*作答指示 A:* 判斷下列關於樂隊演出海報的文字的三項陳述是否與文中相符:(i) 五條人樂隊的海報大多出自設計師鬍子(胡鎮濤)之手;(ii) THE尺口MP樂隊「重返流汗舞廳」的演出海報由鼓手設計;(iii) 髒手指樂隊在合肥的演出海報使用桂花。每項請以「是」或「否」作答,並逐字引用文中作為判斷依據的字句。

*文字段落:*
################
這也讓不少樂隊產出過極具設計性、標新立異的演出海報,同時深得樂迷喜愛。
例如,「寧可土得掉渣,也不俗不可耐」的五條人樂隊,其演出海報也充滿了獨特的大俗大雅氣質,紅與綠也是慣用的偏愛色系,還採用過不少插畫、木刻、水墨、拼貼、人文攝影等表現手法。
像是2018年「五條人大型演唱會」的《故事會》風格海報,融合了80年代的插畫風;2012年「回到海豐」系列裡,紅頭檔案與花生瓜子擺出的吉他,芭蕉蒲扇、蛇皮袋、木板凳等回憶中的元素結合出的縣城風創意,樸實又有趣;去年的「從大地出發」巡演採用了拓印元素,最為出名的「紅色塑膠袋」Logo則在2017年的全國巡演中多次出現。

可以說,介於俗與雅之間的縣城美學,恰恰是打破了常規的定式,將民間視覺與藝術視覺融合在一起,也正完美契合和詮釋了五條人的獨特氣質。據了解,這些饒有趣味的海報,大多出自五條人樂隊的御用設計師鬍子(胡鎮濤)之手。
又比如,THE尺口MP樂隊今年的「重返流汗舞廳」演出海報,則是由主唱兼吉他手阿星設計,以福建特產「科作業紙」的設計搭配老式貼籤,抬頭文字「福建省福州市低保真休閒音樂」也正是樂隊的音樂定位與「出生」地點,令受眾也更加明確其演出風格、主題,以更準確地去傳遞演出內容。
同時,演出海報作為「資訊濃縮」載體,如何用清晰的敘述邏輯與視覺創意結合,往往能起到更直接的營銷效果。比如髒手指樂隊今年的「髒手指在XX(地點)」演出海報,每一張海報上都會根據演出城市的不同,而改變畫面上手中握著的「市花」元素。
像是重慶演出海報便是山茶花,蘇州為桂花、合肥為石榴花等,於是這些海報對當地樂迷來說極具紀念性,具備更強的連接感。這一系列的海報設計、海報銅版畫由設計師Renee、林泥地製作,髒手指樂隊主唱管嘯天也擔任了部分海報的後期製作。
################
*作答指示 B:* 將記錄中從含有"lightning-icon: ⚡ [659,22,679,43]"的那一行起、至含有"legend-bar-label: 发行规模(亿元) [289,284,337,293]"的那一行止(兩端皆含)的各行轉換為JSON字串清單,每行對應一個字串,略去空行。

*區域與標籤清單:*
################
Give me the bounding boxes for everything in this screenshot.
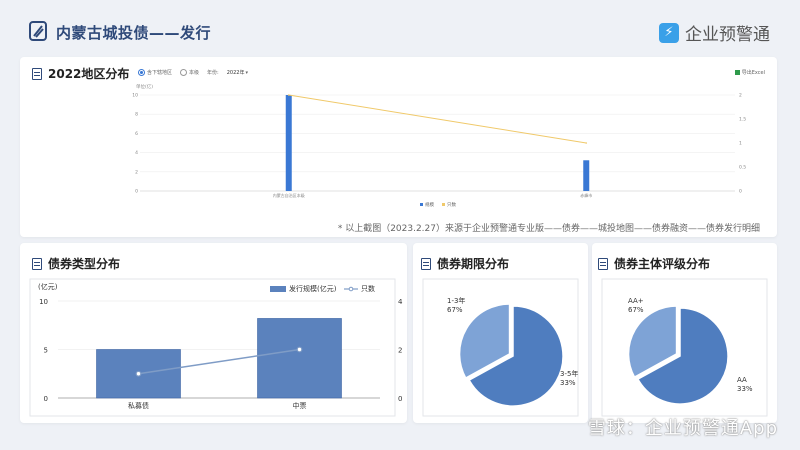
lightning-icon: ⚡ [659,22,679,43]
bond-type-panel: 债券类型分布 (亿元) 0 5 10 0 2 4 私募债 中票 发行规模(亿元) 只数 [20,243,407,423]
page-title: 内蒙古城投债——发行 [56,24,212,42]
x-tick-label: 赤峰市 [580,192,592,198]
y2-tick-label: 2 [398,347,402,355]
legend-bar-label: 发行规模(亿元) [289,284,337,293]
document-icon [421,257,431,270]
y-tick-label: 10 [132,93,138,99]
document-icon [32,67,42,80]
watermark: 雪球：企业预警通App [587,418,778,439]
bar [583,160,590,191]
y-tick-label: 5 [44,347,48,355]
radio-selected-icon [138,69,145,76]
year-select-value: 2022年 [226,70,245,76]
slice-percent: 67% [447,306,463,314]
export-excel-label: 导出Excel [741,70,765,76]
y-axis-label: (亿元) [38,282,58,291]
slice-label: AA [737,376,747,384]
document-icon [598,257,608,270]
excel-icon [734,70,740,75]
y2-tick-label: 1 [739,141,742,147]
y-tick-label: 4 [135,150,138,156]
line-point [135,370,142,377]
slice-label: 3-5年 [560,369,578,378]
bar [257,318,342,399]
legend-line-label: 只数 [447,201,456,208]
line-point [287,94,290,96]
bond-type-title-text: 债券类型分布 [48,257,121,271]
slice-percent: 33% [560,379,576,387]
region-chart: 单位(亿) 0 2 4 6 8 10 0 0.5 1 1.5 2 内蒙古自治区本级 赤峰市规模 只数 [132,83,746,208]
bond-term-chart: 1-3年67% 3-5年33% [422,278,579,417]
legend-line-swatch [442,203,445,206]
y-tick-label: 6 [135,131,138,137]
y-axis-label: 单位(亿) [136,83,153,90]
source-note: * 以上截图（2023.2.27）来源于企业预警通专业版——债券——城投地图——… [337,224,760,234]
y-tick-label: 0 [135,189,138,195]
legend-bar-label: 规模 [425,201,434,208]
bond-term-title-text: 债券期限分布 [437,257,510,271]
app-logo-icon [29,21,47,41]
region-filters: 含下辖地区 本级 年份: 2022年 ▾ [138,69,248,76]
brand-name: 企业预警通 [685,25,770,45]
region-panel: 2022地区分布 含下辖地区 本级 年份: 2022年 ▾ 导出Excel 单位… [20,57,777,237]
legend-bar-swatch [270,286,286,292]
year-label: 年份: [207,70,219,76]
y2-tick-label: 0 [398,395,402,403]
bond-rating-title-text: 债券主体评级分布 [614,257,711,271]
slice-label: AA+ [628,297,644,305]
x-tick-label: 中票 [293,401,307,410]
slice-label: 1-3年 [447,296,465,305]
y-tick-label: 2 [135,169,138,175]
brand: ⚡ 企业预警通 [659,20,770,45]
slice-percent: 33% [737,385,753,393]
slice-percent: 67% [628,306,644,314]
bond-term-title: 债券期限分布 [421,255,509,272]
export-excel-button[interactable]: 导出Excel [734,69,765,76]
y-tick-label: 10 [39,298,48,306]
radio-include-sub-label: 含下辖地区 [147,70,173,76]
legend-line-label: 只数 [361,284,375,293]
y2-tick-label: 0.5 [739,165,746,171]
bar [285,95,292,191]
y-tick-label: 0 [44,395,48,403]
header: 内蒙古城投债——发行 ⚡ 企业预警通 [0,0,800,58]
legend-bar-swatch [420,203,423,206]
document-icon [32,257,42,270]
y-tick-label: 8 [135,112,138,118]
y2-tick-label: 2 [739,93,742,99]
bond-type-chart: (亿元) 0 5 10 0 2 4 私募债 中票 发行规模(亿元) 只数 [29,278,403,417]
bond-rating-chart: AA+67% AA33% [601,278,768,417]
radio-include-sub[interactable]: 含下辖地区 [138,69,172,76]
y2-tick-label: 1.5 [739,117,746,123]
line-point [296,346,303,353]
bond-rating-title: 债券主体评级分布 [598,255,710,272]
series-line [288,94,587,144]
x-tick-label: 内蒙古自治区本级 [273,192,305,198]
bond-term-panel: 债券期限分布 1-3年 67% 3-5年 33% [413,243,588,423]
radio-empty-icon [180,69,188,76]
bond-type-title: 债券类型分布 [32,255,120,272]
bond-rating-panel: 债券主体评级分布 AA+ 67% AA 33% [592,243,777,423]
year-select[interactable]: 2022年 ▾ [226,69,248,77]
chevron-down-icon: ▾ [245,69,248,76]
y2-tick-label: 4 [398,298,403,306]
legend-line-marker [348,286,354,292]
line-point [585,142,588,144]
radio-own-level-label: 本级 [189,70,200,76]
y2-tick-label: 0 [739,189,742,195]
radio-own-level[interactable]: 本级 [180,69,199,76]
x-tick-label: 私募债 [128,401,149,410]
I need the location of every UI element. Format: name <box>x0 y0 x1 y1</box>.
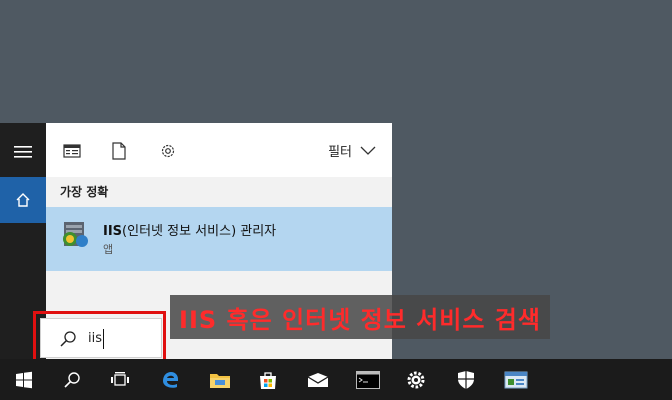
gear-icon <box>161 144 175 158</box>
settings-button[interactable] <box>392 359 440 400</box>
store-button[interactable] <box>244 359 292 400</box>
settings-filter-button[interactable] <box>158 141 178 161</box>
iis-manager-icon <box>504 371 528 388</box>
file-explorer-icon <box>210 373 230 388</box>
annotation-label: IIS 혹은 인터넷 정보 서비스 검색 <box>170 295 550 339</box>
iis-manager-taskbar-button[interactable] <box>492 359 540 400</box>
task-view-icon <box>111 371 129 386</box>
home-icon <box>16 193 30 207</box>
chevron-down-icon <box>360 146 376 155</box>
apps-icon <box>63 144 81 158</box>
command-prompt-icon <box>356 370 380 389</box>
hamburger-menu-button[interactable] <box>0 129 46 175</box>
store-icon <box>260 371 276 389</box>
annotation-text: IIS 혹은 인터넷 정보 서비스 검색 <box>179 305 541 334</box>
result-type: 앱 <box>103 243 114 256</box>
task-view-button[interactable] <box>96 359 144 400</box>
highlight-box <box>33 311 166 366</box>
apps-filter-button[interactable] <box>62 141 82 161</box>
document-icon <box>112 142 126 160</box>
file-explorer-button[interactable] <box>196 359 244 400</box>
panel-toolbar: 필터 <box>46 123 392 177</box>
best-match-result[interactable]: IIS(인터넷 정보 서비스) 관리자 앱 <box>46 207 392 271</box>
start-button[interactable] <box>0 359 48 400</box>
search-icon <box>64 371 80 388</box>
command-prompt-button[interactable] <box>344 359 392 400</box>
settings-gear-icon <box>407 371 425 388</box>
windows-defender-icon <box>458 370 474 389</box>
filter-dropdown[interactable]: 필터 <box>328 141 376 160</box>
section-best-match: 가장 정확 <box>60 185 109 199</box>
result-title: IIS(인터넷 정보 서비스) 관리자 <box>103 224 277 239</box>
################
*任務輸出 A:*
(i) 是:「這些饒有趣味的海報,大多出自五條人樂隊的御用設計師鬍子(胡鎮濤)之手」
(ii) 否:「由主唱兼吉他手阿星設計」
(iii) 否:「蘇州為桂花、合肥為石榴花」

*任務輸出 B:*
[
  "lightning-icon: ⚡ [659,22,679,43]",
  "bond-type-panel: 债券类型分布 (亿元) 0 5 10 0 2 4 私募债 中票 发行规模(亿元) 只数 [20,243,407,423]",
  "page-title: 内蒙古城投债——发行 [56,24,212,42]",
  "x-tick-label: 赤峰市 [580,192,592,198]",
  "y2-tick-label: 2 [398,347,402,355]",
  "legend-bar-label: 发行规模(亿元) [289,284,337,293]"
]